Using the data below, gather each line that includes the word "inte".

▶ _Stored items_
==================================================

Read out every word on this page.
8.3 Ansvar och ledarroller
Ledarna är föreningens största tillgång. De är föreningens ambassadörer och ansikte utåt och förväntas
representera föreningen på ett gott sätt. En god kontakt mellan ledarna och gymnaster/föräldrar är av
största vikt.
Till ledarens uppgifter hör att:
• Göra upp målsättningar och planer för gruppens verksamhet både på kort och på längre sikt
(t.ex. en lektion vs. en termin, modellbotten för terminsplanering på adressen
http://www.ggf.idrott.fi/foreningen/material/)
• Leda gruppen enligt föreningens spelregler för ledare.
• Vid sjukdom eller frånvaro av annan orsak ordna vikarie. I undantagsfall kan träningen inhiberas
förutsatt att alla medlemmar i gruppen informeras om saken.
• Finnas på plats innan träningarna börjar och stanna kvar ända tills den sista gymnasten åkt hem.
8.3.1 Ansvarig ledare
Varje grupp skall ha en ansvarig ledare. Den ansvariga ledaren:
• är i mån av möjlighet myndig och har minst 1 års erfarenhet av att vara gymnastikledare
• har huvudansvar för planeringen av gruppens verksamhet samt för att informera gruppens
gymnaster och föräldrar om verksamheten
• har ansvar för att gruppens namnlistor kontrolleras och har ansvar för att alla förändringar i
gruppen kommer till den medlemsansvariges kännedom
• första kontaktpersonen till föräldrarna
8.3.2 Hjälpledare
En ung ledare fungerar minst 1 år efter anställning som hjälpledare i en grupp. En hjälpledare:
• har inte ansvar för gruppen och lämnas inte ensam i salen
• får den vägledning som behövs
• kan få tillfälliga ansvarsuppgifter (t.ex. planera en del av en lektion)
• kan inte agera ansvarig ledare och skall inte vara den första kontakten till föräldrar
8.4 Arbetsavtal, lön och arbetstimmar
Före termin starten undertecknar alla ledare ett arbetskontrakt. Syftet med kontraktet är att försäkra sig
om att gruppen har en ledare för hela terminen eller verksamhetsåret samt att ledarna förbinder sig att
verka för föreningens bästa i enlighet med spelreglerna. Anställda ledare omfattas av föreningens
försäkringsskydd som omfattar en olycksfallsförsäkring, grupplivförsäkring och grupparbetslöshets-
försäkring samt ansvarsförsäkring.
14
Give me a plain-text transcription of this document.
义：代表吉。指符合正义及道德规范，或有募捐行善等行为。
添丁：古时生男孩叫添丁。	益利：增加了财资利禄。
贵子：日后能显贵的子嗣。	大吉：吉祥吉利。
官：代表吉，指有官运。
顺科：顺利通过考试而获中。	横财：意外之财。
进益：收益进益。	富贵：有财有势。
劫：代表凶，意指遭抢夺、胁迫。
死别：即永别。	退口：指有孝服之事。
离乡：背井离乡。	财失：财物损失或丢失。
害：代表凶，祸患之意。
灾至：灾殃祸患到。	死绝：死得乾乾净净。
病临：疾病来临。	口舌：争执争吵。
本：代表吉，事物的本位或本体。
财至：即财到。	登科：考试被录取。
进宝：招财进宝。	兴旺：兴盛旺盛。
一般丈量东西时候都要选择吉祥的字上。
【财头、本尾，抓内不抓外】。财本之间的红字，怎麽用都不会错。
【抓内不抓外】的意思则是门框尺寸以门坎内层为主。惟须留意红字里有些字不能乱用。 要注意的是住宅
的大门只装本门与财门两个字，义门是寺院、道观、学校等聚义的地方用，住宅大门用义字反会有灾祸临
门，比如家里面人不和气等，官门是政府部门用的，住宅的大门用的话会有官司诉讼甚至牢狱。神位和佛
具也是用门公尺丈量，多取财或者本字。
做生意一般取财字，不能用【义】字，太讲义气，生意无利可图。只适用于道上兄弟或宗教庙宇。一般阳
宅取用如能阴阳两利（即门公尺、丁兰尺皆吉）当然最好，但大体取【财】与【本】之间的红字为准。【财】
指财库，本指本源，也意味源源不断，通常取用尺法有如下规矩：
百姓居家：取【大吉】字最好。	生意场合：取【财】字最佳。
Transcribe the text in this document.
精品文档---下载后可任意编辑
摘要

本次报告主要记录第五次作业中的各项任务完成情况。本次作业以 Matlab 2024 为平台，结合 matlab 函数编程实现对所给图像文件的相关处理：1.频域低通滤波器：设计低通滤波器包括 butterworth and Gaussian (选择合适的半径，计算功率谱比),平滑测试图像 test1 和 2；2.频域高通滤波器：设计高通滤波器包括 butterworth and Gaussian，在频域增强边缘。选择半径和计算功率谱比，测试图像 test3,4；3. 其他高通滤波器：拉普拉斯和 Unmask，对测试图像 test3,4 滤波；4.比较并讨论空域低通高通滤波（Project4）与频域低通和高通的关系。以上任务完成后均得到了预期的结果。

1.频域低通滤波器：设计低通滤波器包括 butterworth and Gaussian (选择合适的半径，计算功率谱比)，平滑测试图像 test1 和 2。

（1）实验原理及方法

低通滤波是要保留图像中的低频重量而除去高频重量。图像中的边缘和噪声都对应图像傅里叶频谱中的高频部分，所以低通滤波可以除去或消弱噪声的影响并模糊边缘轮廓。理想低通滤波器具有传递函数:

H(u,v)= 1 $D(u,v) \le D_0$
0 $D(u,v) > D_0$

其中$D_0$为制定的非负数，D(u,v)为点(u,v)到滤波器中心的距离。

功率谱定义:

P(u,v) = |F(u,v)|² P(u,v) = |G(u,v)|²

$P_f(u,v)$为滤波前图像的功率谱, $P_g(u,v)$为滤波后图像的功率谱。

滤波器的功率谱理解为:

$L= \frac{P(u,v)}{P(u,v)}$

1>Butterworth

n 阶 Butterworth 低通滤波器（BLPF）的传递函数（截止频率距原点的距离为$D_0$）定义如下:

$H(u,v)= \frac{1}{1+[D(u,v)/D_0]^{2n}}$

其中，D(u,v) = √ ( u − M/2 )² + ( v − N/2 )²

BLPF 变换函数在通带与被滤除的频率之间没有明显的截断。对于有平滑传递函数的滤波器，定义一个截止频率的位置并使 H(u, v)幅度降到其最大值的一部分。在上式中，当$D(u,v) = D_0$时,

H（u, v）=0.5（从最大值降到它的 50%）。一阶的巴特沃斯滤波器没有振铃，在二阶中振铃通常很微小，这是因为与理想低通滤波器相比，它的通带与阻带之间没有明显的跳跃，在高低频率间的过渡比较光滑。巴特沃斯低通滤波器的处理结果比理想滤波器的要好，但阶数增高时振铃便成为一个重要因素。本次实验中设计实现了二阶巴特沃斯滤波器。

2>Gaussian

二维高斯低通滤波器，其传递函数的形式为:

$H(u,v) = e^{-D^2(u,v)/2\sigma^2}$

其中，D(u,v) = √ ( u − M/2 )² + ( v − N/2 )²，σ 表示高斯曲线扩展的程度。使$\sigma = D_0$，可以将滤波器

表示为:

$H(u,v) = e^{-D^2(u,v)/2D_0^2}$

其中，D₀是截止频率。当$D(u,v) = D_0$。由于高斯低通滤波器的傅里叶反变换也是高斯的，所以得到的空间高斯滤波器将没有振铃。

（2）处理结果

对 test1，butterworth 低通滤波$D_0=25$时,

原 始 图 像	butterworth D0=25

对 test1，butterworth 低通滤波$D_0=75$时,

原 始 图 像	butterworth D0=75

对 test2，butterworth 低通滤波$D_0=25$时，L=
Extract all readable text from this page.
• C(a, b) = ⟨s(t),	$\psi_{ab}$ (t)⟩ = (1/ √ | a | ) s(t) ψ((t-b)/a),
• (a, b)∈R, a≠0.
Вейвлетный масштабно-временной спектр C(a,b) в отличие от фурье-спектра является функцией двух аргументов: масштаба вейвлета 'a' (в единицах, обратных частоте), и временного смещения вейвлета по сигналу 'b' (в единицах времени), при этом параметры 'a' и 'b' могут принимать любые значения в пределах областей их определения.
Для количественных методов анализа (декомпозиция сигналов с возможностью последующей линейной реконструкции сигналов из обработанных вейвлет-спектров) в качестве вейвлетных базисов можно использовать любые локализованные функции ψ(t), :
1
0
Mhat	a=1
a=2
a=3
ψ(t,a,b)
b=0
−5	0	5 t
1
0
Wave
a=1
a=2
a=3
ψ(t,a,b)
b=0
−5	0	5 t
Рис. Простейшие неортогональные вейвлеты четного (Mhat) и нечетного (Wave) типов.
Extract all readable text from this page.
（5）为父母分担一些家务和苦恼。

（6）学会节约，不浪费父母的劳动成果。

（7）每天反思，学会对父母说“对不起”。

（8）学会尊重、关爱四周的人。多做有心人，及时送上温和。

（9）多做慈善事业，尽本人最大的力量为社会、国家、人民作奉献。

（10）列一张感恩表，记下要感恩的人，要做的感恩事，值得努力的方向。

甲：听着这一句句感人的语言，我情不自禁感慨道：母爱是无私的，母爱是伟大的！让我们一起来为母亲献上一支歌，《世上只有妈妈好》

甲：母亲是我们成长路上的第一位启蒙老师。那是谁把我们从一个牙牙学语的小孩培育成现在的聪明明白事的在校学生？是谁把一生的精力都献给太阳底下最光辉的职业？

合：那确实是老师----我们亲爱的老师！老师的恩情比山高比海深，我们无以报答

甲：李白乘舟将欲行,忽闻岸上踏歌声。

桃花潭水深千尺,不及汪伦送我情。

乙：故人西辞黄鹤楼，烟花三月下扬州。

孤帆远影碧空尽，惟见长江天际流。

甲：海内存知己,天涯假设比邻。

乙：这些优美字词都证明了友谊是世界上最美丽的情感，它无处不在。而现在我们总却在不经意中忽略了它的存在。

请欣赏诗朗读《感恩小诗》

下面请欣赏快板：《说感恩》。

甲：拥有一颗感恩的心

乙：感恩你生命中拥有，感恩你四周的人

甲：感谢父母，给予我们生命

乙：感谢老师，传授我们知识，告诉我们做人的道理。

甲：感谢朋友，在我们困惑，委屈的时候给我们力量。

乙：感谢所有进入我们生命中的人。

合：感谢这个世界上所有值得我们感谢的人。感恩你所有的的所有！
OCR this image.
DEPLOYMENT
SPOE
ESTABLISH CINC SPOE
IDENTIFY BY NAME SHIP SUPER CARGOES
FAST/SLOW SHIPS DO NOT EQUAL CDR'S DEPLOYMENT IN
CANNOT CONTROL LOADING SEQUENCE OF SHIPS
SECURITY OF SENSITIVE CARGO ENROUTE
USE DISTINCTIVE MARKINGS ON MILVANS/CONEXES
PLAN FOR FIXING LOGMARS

==================================================

▶ _OUTPUT OF THE EXERCISE_
• har inte ansvar för gruppen och lämnas inte ensam i salen
• kan inte agera ansvarig ledare och skall inte vara den första kontakten till föräldrar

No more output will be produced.